■ Task
All entries should be output exactly as they stand.

■ Dataset
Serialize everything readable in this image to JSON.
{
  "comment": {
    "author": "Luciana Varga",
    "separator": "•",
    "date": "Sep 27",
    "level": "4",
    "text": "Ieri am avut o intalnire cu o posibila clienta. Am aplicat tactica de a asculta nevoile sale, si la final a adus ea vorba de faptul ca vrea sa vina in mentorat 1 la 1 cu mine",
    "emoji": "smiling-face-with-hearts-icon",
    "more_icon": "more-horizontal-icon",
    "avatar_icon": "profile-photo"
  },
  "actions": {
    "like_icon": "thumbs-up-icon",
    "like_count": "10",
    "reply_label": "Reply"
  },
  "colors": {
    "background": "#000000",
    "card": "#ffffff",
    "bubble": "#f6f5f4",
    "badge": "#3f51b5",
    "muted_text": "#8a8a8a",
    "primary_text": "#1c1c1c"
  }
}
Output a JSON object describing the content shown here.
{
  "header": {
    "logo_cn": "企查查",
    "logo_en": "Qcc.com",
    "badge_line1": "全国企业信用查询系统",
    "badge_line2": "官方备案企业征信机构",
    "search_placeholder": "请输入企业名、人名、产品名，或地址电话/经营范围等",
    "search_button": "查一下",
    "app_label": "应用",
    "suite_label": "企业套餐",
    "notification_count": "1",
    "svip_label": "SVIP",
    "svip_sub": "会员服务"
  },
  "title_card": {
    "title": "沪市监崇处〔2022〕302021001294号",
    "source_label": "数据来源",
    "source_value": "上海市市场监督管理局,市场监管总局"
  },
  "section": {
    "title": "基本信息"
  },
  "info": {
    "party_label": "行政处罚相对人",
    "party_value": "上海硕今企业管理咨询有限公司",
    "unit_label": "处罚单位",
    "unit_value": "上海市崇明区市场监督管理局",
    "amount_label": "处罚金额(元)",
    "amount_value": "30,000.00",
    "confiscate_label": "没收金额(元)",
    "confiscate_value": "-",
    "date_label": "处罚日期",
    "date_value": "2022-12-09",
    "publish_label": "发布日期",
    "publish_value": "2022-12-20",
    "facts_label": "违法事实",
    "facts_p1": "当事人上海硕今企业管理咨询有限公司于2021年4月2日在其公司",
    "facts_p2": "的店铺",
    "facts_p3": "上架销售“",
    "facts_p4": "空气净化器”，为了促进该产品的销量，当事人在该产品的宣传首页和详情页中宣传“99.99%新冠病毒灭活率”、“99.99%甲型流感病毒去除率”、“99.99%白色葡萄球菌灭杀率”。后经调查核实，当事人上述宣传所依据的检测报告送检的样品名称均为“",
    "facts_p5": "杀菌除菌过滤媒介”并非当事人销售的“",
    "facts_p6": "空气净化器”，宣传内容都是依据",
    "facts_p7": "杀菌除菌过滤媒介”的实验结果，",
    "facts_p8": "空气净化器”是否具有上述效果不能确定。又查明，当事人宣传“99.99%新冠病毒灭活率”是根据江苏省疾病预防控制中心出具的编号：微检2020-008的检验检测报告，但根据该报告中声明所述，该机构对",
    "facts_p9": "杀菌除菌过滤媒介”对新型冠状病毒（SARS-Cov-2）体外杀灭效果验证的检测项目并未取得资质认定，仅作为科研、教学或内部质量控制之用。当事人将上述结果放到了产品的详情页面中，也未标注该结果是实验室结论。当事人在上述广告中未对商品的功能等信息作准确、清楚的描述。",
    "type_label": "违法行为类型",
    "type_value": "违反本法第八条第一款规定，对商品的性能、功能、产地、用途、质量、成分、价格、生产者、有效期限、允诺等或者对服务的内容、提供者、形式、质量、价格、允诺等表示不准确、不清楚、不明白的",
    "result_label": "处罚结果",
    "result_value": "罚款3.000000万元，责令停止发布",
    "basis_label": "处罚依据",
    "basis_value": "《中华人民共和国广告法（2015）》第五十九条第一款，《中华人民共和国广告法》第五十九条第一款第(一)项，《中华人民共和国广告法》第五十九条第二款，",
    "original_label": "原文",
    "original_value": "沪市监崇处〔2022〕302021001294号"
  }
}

■ Written response
Serialize everything readable in this image to JSON.
{
  "comment": {
    "author": "Luciana Varga",
    "separator": "•",
    "date": "Sep 27",
    "level": "4",
    "text": "Ieri am avut o intalnire cu o posibila clienta. Am aplicat tactica de a asculta nevoile sale, si la final a adus ea vorba de faptul ca vrea sa vina in mentorat 1 la 1 cu mine",
    "emoji": "smiling-face-with-hearts-icon",
    "more_icon": "more-horizontal-icon",
    "avatar_icon": "profile-photo"
  },
  "actions": {
    "like_icon": "thumbs-up-icon",
    "like_count": "10",
    "reply_label": "Reply"
  },
  "colors": {
    "background": "#000000",
    "card": "#ffffff",
    "bubble": "#f6f5f4",
    "badge": "#3f51b5",
    "muted_text": "#8a8a8a",
    "primary_text": "#1c1c1c"
  }
}
Output a JSON object describing the content shown here.
{
  "header": {
    "logo_cn": "企查查",
    "logo_en": "Qcc.com",
    "badge_line1": "全国企业信用查询系统",
    "badge_line2": "官方备案企业征信机构",
    "search_placeholder": "请输入企业名、人名、产品名，或地址电话/经营范围等",
    "search_button": "查一下",
    "app_label": "应用",
    "suite_label": "企业套餐",
    "notification_count": "1",
    "svip_label": "SVIP",
    "svip_sub": "会员服务"
  },
  "title_card": {
    "title": "沪市监崇处〔2022〕302021001294号",
    "source_label": "数据来源",
    "source_value": "上海市市场监督管理局,市场监管总局"
  },
  "section": {
    "title": "基本信息"
  },
  "info": {
    "party_label": "行政处罚相对人",
    "party_value": "上海硕今企业管理咨询有限公司",
    "unit_label": "处罚单位",
    "unit_value": "上海市崇明区市场监督管理局",
    "amount_label": "处罚金额(元)",
    "amount_value": "30,000.00",
    "confiscate_label": "没收金额(元)",
    "confiscate_value": "-",
    "date_label": "处罚日期",
    "date_value": "2022-12-09",
    "publish_label": "发布日期",
    "publish_value": "2022-12-20",
    "facts_label": "违法事实",
    "facts_p1": "当事人上海硕今企业管理咨询有限公司于2021年4月2日在其公司",
    "facts_p2": "的店铺",
    "facts_p3": "上架销售“",
    "facts_p4": "空气净化器”，为了促进该产品的销量，当事人在该产品的宣传首页和详情页中宣传“99.99%新冠病毒灭活率”、“99.99%甲型流感病毒去除率”、“99.99%白色葡萄球菌灭杀率”。后经调查核实，当事人上述宣传所依据的检测报告送检的样品名称均为“",
    "facts_p5": "杀菌除菌过滤媒介”并非当事人销售的“",
    "facts_p6": "空气净化器”，宣传内容都是依据",
    "facts_p7": "杀菌除菌过滤媒介”的实验结果，",
    "facts_p8": "空气净化器”是否具有上述效果不能确定。又查明，当事人宣传“99.99%新冠病毒灭活率”是根据江苏省疾病预防控制中心出具的编号：微检2020-008的检验检测报告，但根据该报告中声明所述，该机构对",
    "facts_p9": "杀菌除菌过滤媒介”对新型冠状病毒（SARS-Cov-2）体外杀灭效果验证的检测项目并未取得资质认定，仅作为科研、教学或内部质量控制之用。当事人将上述结果放到了产品的详情页面中，也未标注该结果是实验室结论。当事人在上述广告中未对商品的功能等信息作准确、清楚的描述。",
    "type_label": "违法行为类型",
    "type_value": "违反本法第八条第一款规定，对商品的性能、功能、产地、用途、质量、成分、价格、生产者、有效期限、允诺等或者对服务的内容、提供者、形式、质量、价格、允诺等表示不准确、不清楚、不明白的",
    "result_label": "处罚结果",
    "result_value": "罚款3.000000万元，责令停止发布",
    "basis_label": "处罚依据",
    "basis_value": "《中华人民共和国广告法（2015）》第五十九条第一款，《中华人民共和国广告法》第五十九条第一款第(一)项，《中华人民共和国广告法》第五十九条第二款，",
    "original_label": "原文",
    "original_value": "沪市监崇处〔2022〕302021001294号"
  }
}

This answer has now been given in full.